● **Jobs**:
(1) Retype the passage on Tharp's trading approach below word for word, from "The Transformation Requirement: Is" up to and including "deliberate practice research).".
(2) Do the following statements agree with the passage on Tharp's trading approach below? Answer yes or no for each, quoting the words from the passage that decide it.
(a) Tharp's approach credits entries with about 10% of results.
(b) At 3 hours per day, 1,000 hours comes to roughly two years of daily work.
(c) The transformation work is meant to happen instead of trading.
(3) Summarize the passage on Tharp's trading approach below in two sentences.

● **Text segment**:
How Tharp's Work Compares to Pure Technical Analysis
Tharp's approach is fundamentally different from pure technical analysis:
| Dimension | Tharp's Approach | Pure Technical Analysis |
|---|---|---|
| Primary focus | Psychology, position sizing, exits | Entries, patterns, indicators |
| Entry importance | ~10% of results | Primary focus |
| Position sizing role | The key determinant of success | Often an afterthought |
| Belief about prediction | "Prediction has nothing to do with trading well" | Prediction is the entire point |
| System evaluation | SQN, expectancy, R-multiple distribution | Win rate, profit factor |
| Self-work emphasis | 60% of success | Rarely discussed |
| Market type awareness | Mandatory -- different systems for different types | Often ignored -- one system for all |
Tharp's framework is meta-technical analysis -- it provides the structure within which any technical approach operates. A trader using Tharp's framework with a simple moving average crossover system and proper position sizing will likely outperform a trader using the most sophisticated pattern recognition without position sizing or psychological discipline.
The Transformation Requirement: Is 1,000+ Hours Realistic?
Tharp's Super Trader program requires an extraordinary time commitment. At 3 hours per day, 1,000 hours represents approximately 14 months of daily work. This is comparable to other mastery estimates (Gladwell's 10,000-hour rule, Ericsson's deliberate practice research).
The realistic assessment for most daytraders:
- Minimum viable investment: 100-200 hours of focused belief examination, psychological self-assessment, and deliberate practice of trading discipline
- Significant improvement zone: 500-1,000 hours, covering the full business plan development, system testing, and psychological workshops
- Mastery (Tharp's "effortless" stage): 1,000-3,000 hours, where correct execution becomes genuinely unconscious
The key insight is that this work does not happen instead of trading -- it happens alongside trading. The daily debriefing, mental rehearsal, belief examination, and mistake tracking are the practice. Every trading session is both an opportunity to generate R-multiples and an opportunity to advance on the transformation path.

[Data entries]
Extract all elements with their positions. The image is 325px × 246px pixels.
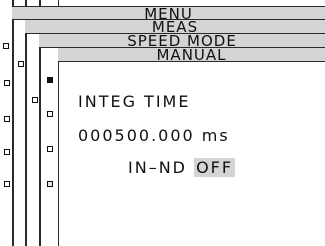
tree-marker[interactable] [32,97,38,103]
tree-marker[interactable] [4,116,10,122]
tree-marker[interactable] [47,146,53,152]
tree-marker[interactable] [4,181,10,187]
tree-marker[interactable] [47,111,53,117]
tree-line-level-1 [12,0,14,246]
in-nd-row: IN–ND OFF [128,158,236,177]
instrument-display: MENU MEAS SPEED MODE MANUAL INTEG TIME 0… [0,0,325,246]
menu-bar-manual[interactable]: MANUAL [58,48,325,63]
tree-line-level-2 [25,0,27,246]
focused-marker[interactable] [47,181,53,187]
tree-marker[interactable] [4,149,10,155]
selected-marker[interactable] [47,77,53,83]
in-nd-value[interactable]: OFF [194,158,236,177]
param-label: INTEG TIME [78,92,191,111]
tree-marker[interactable] [18,61,24,67]
in-nd-label: IN–ND [128,158,187,177]
tree-marker[interactable] [3,43,9,49]
param-value[interactable]: 000500.000 ms [78,126,230,145]
tree-marker[interactable] [4,80,10,86]
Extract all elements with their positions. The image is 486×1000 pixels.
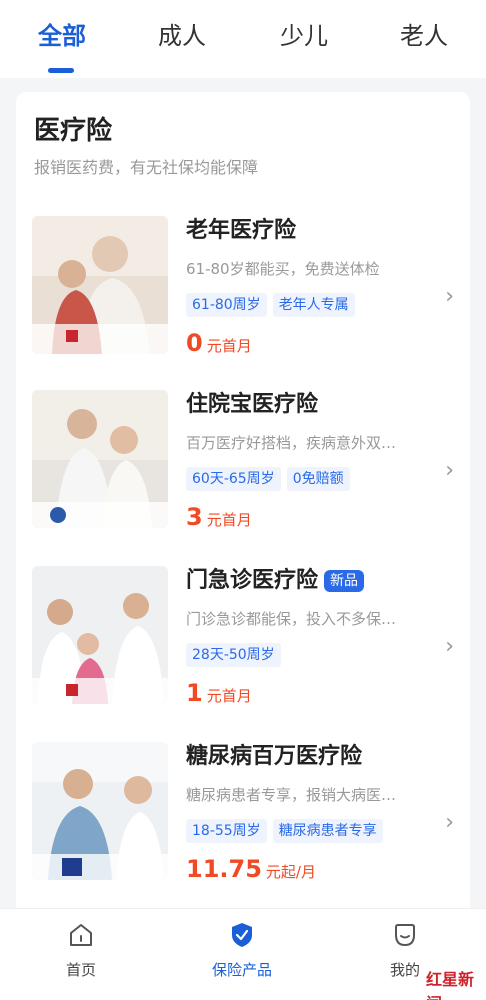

● **Worked answers**:
(1)
The Transformation Requirement: Is 1,000+ Hours Realistic?
Tharp's Super Trader program requires an extraordinary time commitment. At 3 hours per day, 1,000 hours represents approximately 14 months of daily work. This is comparable to other mastery estimates (Gladwell's 10,000-hour rule, Ericsson's deliberate practice research).

(2)
(a) Yes: "~10% of results"
(b) No: "At 3 hours per day, 1,000 hours represents approximately 14 months of daily work."
(c) No: "this work does not happen instead of trading -- it happens alongside trading"

(3) Tharp's approach focuses on psychology, position sizing and exits and holds that "prediction has nothing to do with trading well," while pure technical analysis centers on entries, patterns and indicators. His Super Trader program requires 1,000 hours or more, about 14 months at 3 hours per day, and this work happens alongside trading rather than instead of it.